** start **

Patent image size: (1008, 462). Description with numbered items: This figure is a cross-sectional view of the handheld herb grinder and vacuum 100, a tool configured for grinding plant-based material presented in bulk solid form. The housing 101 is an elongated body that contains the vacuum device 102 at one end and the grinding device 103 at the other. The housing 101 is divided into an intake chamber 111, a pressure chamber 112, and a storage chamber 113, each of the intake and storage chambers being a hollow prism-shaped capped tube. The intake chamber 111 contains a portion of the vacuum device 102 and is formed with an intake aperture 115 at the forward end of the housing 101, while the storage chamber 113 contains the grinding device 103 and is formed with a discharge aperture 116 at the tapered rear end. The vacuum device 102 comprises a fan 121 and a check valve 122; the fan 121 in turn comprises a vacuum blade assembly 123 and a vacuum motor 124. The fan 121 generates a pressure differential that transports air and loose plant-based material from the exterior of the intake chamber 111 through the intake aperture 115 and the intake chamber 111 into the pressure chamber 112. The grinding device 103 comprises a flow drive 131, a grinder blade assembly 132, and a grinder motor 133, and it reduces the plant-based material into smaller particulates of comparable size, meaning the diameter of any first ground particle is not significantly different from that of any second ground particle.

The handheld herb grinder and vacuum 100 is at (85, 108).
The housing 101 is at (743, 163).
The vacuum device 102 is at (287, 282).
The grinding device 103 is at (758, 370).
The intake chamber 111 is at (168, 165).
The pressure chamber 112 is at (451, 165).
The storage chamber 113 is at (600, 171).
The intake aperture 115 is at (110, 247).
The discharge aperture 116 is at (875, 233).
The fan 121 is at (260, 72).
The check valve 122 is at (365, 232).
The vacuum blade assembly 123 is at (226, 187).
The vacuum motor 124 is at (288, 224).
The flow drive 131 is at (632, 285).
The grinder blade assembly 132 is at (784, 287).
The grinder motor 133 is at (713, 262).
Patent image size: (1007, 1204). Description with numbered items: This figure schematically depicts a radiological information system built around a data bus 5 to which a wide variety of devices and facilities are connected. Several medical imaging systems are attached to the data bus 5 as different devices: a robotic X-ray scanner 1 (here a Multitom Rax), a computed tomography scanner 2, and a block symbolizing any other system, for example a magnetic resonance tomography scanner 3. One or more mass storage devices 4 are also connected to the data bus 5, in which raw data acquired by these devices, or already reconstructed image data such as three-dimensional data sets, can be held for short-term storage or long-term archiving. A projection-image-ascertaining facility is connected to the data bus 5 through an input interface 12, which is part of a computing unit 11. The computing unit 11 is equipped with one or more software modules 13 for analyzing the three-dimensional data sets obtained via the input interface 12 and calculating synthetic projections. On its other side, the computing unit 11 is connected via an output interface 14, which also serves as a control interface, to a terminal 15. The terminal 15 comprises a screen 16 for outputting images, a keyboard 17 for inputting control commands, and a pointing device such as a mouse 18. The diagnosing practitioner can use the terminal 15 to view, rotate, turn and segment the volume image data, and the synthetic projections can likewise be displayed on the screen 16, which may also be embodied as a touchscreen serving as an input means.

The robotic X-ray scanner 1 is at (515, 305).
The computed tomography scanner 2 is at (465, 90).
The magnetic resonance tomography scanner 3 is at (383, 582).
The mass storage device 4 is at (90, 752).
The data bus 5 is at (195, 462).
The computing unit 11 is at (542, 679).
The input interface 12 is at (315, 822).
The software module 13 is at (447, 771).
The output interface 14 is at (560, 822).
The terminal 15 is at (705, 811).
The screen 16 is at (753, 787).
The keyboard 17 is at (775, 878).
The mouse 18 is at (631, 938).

** end **

* Task directions *
Quote the entries verbatim, starting at the line that contains "Patent image size: (1007, 1204)." and ending at the line that contains "The robotic X-ray scanner 1 is at (515, 305).".

* Response below *
Patent image size: (1007, 1204). Description with numbered items: This figure schematically depicts a radiological information system built around a data bus 5 to which a wide variety of devices and facilities are connected. Several medical imaging systems are attached to the data bus 5 as different devices: a robotic X-ray scanner 1 (here a Multitom Rax), a computed tomography scanner 2, and a block symbolizing any other system, for example a magnetic resonance tomography scanner 3. One or more mass storage devices 4 are also connected to the data bus 5, in which raw data acquired by these devices, or already reconstructed image data such as three-dimensional data sets, can be held for short-term storage or long-term archiving. A projection-image-ascertaining facility is connected to the data bus 5 through an input interface 12, which is part of a computing unit 11. The computing unit 11 is equipped with one or more software modules 13 for analyzing the three-dimensional data sets obtained via the input interface 12 and calculating synthetic projections. On its other side, the computing unit 11 is connected via an output interface 14, which also serves as a control interface, to a terminal 15. The terminal 15 comprises a screen 16 for outputting images, a keyboard 17 for inputting control commands, and a pointing device such as a mouse 18. The diagnosing practitioner can use the terminal 15 to view, rotate, turn and segment the volume image data, and the synthetic projections can likewise be displayed on the screen 16, which may also be embodied as a touchscreen serving as an input means.

The robotic X-ray scanner 1 is at (515, 305).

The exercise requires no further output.